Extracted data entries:
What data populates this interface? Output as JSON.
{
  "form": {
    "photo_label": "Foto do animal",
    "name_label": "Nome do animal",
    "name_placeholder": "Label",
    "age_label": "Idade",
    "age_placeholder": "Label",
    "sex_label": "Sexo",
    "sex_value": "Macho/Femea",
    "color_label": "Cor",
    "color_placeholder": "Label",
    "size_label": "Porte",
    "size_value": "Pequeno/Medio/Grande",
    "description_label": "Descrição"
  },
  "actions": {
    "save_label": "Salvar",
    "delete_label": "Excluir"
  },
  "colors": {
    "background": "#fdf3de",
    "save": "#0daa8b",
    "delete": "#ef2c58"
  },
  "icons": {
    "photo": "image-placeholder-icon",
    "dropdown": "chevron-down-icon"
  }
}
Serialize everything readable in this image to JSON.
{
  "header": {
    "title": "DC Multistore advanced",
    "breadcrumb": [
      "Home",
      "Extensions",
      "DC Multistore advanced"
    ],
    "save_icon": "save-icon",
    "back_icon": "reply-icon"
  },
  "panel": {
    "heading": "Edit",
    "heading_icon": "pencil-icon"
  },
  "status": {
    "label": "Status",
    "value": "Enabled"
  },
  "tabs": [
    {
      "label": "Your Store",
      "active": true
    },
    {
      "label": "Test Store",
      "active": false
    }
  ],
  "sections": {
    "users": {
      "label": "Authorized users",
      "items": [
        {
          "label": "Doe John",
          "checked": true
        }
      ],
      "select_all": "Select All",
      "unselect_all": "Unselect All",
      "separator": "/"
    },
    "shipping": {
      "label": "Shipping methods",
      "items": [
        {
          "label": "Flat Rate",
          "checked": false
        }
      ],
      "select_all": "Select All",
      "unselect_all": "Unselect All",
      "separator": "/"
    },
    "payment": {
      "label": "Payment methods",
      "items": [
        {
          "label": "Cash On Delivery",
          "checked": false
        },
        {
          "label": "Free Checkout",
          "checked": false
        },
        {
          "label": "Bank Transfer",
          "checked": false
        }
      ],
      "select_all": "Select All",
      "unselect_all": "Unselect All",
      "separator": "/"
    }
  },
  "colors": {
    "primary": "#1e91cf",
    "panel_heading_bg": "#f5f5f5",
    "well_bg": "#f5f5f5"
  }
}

> _What you have to do_: Find each line in the records holding the string "methods" and show it.

> _Exercise result_:
      "label": "Shipping methods",
      "label": "Payment methods",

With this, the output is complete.